INSTRUCTIONS TO FOLLOW: Reproduce the data starting at its first line and ending at the line containing "field-texture-alps (150, 570, 880, 648)", swapping every "city-marker" for "town-marker" and leaving everything else unchanged.

INPUT MATERIAL:
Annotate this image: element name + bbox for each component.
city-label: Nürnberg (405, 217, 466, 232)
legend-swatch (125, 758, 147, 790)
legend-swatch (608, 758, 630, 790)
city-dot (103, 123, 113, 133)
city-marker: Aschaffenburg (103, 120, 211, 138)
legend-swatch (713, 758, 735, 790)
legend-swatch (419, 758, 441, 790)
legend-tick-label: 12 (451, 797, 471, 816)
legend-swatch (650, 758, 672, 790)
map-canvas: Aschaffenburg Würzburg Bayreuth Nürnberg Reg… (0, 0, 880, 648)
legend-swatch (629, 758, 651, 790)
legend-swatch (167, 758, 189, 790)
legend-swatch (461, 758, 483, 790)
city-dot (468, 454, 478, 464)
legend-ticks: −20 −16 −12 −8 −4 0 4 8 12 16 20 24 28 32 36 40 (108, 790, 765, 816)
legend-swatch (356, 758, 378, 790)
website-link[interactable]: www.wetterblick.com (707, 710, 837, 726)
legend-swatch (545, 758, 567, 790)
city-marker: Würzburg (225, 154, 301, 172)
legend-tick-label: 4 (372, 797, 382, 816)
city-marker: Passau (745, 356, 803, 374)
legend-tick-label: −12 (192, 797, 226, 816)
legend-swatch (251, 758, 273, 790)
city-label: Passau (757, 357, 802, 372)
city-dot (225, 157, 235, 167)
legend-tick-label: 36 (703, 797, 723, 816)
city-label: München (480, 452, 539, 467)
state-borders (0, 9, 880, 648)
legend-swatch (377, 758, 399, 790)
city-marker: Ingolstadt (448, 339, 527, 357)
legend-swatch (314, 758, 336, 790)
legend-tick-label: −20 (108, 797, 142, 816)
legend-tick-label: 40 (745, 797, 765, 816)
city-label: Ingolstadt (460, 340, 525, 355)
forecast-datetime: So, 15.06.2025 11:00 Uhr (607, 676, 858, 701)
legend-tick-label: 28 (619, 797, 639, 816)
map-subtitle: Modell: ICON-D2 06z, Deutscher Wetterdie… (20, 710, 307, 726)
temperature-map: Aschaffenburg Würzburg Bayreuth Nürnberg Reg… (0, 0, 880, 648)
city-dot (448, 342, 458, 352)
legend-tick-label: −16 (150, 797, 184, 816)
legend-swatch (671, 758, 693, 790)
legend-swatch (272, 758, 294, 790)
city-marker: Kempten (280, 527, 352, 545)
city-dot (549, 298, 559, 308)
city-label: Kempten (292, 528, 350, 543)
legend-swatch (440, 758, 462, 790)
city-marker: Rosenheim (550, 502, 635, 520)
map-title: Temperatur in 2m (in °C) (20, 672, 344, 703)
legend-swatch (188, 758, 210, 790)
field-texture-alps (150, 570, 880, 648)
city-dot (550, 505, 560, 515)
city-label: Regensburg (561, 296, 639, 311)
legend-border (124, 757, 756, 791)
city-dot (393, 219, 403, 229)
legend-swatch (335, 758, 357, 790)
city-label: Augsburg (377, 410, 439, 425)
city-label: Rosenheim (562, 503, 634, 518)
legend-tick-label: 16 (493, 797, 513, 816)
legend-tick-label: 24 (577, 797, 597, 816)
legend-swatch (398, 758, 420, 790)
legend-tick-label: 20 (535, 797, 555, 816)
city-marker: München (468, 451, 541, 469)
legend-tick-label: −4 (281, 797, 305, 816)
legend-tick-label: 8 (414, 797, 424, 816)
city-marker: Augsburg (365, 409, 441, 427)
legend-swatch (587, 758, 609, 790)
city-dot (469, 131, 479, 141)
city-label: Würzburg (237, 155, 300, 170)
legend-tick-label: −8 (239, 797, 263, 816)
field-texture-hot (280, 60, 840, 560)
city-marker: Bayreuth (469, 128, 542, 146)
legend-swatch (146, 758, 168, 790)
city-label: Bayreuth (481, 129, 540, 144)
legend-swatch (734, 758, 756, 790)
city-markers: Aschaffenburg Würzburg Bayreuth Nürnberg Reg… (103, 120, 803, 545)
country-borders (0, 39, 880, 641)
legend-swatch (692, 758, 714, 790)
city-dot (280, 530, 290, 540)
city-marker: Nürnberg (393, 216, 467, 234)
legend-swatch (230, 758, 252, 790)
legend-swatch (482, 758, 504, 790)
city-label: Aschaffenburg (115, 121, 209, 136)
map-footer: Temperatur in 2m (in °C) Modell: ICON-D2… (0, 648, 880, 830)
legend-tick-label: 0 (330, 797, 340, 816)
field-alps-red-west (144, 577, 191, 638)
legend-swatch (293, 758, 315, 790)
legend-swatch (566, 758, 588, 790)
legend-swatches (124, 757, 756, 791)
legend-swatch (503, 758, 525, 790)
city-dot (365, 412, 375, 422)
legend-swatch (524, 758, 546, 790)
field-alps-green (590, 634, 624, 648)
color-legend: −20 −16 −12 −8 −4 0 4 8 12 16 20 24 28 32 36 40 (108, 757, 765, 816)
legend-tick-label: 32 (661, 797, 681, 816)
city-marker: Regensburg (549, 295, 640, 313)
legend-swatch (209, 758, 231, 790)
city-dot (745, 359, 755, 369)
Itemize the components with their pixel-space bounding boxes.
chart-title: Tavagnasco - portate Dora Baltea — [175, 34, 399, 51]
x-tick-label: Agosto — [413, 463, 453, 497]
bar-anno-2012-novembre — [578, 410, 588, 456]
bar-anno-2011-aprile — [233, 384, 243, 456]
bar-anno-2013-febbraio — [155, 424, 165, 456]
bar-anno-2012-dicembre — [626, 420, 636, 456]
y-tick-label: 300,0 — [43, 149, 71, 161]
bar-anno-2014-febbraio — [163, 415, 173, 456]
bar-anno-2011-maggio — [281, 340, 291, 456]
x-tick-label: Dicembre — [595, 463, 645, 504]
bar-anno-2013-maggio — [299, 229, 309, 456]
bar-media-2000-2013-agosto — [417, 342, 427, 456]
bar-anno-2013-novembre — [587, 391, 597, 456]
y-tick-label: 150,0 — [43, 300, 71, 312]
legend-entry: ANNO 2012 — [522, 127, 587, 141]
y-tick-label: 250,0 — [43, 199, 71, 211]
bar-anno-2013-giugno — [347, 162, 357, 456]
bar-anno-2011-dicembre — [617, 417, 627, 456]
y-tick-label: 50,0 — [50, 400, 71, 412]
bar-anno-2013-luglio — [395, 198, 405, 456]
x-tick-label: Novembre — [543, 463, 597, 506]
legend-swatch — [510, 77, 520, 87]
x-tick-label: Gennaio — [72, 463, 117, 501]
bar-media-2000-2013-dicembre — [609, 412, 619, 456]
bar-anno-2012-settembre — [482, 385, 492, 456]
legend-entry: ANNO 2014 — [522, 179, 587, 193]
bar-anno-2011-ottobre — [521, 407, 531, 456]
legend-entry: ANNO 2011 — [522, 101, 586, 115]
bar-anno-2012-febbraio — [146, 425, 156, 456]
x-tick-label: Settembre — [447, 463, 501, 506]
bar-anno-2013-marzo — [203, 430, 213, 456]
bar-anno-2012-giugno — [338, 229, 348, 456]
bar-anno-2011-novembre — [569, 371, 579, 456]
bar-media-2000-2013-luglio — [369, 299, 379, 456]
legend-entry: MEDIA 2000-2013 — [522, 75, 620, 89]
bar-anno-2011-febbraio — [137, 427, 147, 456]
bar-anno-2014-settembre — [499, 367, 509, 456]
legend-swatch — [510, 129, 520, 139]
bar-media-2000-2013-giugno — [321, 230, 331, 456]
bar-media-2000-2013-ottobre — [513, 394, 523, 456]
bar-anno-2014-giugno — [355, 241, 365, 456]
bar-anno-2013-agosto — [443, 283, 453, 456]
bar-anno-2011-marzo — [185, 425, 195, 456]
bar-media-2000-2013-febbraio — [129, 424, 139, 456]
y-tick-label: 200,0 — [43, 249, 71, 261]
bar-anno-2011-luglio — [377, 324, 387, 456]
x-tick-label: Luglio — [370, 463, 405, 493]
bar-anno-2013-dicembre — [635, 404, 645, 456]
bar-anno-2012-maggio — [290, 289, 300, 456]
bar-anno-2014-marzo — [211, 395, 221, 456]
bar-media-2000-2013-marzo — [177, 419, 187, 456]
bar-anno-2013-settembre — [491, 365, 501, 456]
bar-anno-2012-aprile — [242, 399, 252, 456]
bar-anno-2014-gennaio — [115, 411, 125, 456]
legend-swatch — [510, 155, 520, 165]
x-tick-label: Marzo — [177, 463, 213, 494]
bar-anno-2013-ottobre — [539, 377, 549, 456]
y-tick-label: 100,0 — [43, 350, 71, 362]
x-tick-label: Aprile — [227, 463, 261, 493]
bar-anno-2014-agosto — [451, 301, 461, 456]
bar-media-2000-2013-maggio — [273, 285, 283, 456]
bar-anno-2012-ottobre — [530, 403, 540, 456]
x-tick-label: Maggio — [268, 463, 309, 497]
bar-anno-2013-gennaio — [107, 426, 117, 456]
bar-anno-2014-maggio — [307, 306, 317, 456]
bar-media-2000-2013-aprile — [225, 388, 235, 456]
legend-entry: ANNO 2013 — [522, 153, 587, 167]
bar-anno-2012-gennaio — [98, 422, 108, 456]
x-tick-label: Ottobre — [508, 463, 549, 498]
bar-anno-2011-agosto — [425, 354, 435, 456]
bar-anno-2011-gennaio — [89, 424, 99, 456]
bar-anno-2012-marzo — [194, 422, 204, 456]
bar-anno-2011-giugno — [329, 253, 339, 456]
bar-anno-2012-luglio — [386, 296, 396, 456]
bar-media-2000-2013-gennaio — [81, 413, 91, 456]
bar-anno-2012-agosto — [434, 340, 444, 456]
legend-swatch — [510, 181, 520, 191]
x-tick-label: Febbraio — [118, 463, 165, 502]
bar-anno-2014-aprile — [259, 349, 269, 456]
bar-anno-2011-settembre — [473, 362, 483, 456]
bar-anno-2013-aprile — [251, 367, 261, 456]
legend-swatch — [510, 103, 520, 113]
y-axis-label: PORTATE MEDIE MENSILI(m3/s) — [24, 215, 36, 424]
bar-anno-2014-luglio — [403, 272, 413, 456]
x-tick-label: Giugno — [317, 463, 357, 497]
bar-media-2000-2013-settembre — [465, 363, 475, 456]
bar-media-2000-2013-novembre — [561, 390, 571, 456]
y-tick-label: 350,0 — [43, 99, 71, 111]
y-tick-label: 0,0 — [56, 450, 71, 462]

SOLUTION FOR THIS TASK:
Annotate this image: element name + bbox for each component.
city-label: Nürnberg (405, 217, 466, 232)
legend-swatch (125, 758, 147, 790)
legend-swatch (608, 758, 630, 790)
city-dot (103, 123, 113, 133)
town-marker: Aschaffenburg (103, 120, 211, 138)
legend-swatch (713, 758, 735, 790)
legend-swatch (419, 758, 441, 790)
legend-tick-label: 12 (451, 797, 471, 816)
legend-swatch (650, 758, 672, 790)
map-canvas: Aschaffenburg Würzburg Bayreuth Nürnberg Reg… (0, 0, 880, 648)
legend-swatch (629, 758, 651, 790)
legend-swatch (167, 758, 189, 790)
legend-swatch (461, 758, 483, 790)
city-dot (468, 454, 478, 464)
legend-ticks: −20 −16 −12 −8 −4 0 4 8 12 16 20 24 28 32 36 40 (108, 790, 765, 816)
legend-swatch (356, 758, 378, 790)
website-link[interactable]: www.wetterblick.com (707, 710, 837, 726)
legend-swatch (545, 758, 567, 790)
town-marker: Würzburg (225, 154, 301, 172)
legend-tick-label: 4 (372, 797, 382, 816)
town-marker: Passau (745, 356, 803, 374)
legend-tick-label: −12 (192, 797, 226, 816)
legend-swatch (251, 758, 273, 790)
city-label: Passau (757, 357, 802, 372)
city-dot (225, 157, 235, 167)
legend-tick-label: 36 (703, 797, 723, 816)
city-label: München (480, 452, 539, 467)
state-borders (0, 9, 880, 648)
legend-swatch (377, 758, 399, 790)
town-marker: Ingolstadt (448, 339, 527, 357)
legend-swatch (314, 758, 336, 790)
legend-tick-label: −20 (108, 797, 142, 816)
legend-tick-label: 40 (745, 797, 765, 816)
city-label: Ingolstadt (460, 340, 525, 355)
forecast-datetime: So, 15.06.2025 11:00 Uhr (607, 676, 858, 701)
legend-tick-label: 28 (619, 797, 639, 816)
map-subtitle: Modell: ICON-D2 06z, Deutscher Wetterdie… (20, 710, 307, 726)
temperature-map: Aschaffenburg Würzburg Bayreuth Nürnberg Reg… (0, 0, 880, 648)
city-dot (448, 342, 458, 352)
legend-tick-label: −16 (150, 797, 184, 816)
legend-swatch (671, 758, 693, 790)
legend-swatch (272, 758, 294, 790)
town-marker: Kempten (280, 527, 352, 545)
city-dot (549, 298, 559, 308)
city-label: Kempten (292, 528, 350, 543)
legend-swatch (440, 758, 462, 790)
town-marker: Rosenheim (550, 502, 635, 520)
map-title: Temperatur in 2m (in °C) (20, 672, 344, 703)
legend-swatch (188, 758, 210, 790)
field-texture-alps (150, 570, 880, 648)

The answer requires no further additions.